## Records from a collection of figures
-*-

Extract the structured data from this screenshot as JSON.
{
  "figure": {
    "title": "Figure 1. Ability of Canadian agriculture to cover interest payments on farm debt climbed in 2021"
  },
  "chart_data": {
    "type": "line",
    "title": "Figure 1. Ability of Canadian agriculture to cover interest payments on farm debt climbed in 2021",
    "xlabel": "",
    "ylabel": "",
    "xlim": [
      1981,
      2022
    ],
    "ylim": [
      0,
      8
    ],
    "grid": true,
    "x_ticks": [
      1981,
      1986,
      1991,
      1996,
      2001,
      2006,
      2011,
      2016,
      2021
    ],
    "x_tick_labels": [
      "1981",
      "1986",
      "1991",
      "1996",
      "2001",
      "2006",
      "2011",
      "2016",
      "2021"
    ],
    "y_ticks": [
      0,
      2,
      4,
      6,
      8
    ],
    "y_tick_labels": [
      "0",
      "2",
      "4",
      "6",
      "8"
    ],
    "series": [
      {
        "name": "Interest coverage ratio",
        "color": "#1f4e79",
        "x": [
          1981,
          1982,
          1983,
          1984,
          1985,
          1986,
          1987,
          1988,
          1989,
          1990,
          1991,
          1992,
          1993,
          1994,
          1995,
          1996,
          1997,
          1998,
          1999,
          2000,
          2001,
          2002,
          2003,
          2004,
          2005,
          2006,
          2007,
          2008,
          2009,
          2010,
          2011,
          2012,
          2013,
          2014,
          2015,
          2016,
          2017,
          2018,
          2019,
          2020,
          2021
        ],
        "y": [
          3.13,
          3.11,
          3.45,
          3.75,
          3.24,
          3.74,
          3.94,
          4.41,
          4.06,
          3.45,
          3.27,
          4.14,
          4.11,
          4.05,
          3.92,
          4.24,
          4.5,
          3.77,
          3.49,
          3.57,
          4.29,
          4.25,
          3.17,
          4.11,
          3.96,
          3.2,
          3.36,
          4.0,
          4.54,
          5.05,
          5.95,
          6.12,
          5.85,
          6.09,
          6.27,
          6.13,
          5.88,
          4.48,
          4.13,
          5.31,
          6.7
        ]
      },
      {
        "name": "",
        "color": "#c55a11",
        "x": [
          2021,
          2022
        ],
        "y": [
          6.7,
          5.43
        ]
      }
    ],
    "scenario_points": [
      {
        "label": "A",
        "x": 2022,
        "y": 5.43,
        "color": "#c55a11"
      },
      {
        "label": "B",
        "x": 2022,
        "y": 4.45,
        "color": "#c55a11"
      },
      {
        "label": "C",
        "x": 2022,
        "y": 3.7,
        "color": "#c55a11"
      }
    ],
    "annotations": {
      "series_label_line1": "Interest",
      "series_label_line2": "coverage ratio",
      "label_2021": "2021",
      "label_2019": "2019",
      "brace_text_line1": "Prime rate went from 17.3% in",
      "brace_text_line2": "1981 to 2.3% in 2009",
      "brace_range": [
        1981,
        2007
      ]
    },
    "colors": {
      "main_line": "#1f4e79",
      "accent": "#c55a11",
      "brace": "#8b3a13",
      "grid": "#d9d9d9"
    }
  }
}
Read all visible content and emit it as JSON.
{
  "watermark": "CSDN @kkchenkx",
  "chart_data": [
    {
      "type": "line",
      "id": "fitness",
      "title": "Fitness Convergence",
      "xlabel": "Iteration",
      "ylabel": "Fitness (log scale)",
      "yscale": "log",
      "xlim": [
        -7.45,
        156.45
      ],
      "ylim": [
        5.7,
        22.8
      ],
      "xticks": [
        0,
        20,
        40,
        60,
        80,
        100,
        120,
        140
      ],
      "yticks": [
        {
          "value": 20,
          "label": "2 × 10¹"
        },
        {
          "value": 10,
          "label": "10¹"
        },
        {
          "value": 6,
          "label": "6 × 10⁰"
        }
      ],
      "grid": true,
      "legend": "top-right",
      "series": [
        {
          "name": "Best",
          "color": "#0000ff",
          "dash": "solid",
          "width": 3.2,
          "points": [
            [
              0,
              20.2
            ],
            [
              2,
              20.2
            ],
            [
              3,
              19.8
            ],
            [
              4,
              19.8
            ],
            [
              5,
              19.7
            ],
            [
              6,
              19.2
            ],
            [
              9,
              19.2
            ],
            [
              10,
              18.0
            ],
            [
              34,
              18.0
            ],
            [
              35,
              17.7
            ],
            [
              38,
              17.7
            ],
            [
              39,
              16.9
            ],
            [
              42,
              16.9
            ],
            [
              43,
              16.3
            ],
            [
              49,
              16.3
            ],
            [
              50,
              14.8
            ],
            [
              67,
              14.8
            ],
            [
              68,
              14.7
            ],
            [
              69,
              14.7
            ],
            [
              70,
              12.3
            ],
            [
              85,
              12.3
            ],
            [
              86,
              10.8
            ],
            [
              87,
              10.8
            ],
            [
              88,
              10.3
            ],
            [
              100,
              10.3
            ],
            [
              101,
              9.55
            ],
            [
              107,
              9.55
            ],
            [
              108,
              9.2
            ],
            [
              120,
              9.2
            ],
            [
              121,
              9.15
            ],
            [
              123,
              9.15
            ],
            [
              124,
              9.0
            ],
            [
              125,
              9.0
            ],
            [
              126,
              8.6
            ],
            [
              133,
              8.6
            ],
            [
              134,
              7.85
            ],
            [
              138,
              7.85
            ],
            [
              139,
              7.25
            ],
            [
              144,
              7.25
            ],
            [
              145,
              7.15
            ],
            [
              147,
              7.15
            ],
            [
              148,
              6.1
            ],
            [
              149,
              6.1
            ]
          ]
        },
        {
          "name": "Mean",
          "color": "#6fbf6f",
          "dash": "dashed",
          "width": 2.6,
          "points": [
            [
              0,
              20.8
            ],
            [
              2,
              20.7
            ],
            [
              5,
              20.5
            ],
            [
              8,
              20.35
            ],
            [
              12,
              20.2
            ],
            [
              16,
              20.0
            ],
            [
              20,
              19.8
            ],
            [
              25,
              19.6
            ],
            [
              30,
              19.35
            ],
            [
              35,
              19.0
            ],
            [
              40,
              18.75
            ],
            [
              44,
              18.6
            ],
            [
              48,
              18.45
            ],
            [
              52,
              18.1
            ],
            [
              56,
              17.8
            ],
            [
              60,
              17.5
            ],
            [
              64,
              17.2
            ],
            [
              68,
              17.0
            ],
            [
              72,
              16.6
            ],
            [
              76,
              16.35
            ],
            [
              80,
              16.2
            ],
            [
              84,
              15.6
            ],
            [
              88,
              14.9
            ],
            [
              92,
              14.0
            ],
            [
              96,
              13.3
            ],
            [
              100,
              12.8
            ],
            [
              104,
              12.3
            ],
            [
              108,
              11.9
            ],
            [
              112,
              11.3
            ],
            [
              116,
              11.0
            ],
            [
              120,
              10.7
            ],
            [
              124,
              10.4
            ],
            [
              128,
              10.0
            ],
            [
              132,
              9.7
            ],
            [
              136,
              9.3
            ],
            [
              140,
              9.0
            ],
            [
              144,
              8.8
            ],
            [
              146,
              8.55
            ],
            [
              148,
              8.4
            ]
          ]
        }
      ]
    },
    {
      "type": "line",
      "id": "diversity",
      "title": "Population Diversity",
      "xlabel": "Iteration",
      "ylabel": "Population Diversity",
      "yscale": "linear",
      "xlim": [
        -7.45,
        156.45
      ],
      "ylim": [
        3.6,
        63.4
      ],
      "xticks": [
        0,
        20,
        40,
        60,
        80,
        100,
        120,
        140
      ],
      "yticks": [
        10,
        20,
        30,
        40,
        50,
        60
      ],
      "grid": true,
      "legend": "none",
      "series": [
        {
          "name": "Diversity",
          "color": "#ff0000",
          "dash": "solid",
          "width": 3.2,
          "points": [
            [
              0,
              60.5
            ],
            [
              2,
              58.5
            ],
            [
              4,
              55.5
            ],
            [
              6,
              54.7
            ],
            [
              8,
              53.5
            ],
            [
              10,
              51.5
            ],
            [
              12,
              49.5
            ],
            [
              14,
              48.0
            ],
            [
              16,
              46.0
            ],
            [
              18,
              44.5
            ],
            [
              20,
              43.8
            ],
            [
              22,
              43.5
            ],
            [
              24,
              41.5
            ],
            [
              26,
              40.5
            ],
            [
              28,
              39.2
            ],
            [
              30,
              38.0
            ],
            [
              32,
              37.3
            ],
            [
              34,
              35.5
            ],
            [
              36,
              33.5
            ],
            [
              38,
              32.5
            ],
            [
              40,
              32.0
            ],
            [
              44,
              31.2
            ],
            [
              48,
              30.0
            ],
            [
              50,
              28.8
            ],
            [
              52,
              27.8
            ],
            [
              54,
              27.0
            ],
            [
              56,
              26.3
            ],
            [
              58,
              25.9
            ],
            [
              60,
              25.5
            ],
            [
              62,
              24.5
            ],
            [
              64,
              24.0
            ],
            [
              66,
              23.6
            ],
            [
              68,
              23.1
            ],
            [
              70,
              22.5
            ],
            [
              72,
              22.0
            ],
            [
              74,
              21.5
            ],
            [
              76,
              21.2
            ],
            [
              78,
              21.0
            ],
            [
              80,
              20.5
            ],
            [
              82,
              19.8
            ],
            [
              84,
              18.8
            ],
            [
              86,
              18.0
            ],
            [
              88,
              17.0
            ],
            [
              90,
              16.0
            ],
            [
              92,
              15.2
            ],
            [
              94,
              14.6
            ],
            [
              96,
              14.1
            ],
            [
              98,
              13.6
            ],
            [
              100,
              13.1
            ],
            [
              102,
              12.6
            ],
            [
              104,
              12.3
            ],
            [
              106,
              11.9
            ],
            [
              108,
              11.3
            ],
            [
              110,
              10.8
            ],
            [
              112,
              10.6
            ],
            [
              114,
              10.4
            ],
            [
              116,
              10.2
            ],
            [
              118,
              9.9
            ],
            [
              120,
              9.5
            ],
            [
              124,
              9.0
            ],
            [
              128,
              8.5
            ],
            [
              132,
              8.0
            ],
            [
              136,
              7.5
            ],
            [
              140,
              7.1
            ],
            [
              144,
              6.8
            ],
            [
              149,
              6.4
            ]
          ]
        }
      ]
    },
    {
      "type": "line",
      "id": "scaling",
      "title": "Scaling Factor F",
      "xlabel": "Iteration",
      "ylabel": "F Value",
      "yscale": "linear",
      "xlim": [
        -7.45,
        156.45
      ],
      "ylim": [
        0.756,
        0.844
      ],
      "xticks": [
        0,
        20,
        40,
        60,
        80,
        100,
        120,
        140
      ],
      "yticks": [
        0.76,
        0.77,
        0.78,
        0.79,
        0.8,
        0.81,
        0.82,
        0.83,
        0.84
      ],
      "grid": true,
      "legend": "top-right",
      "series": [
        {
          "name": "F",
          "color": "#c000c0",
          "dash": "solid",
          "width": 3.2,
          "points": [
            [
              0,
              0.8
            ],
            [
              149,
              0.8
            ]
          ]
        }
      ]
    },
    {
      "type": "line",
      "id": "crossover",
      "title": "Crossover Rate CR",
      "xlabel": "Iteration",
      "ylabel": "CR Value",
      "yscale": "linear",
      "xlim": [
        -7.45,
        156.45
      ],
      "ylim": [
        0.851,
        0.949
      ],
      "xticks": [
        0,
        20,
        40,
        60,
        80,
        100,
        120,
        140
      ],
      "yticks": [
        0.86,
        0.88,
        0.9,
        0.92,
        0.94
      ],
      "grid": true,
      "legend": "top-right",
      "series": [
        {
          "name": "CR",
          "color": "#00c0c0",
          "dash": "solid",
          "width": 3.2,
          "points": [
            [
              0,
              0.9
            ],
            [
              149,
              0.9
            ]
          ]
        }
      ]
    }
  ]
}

-*-

## Exercise description
Filter the data, keeping only the lines that contain "farm".

## Final answer
    "title": "Figure 1. Ability of Canadian agriculture to cover interest payments on farm debt climbed in 2021"
    "title": "Figure 1. Ability of Canadian agriculture to cover interest payments on farm debt climbed in 2021",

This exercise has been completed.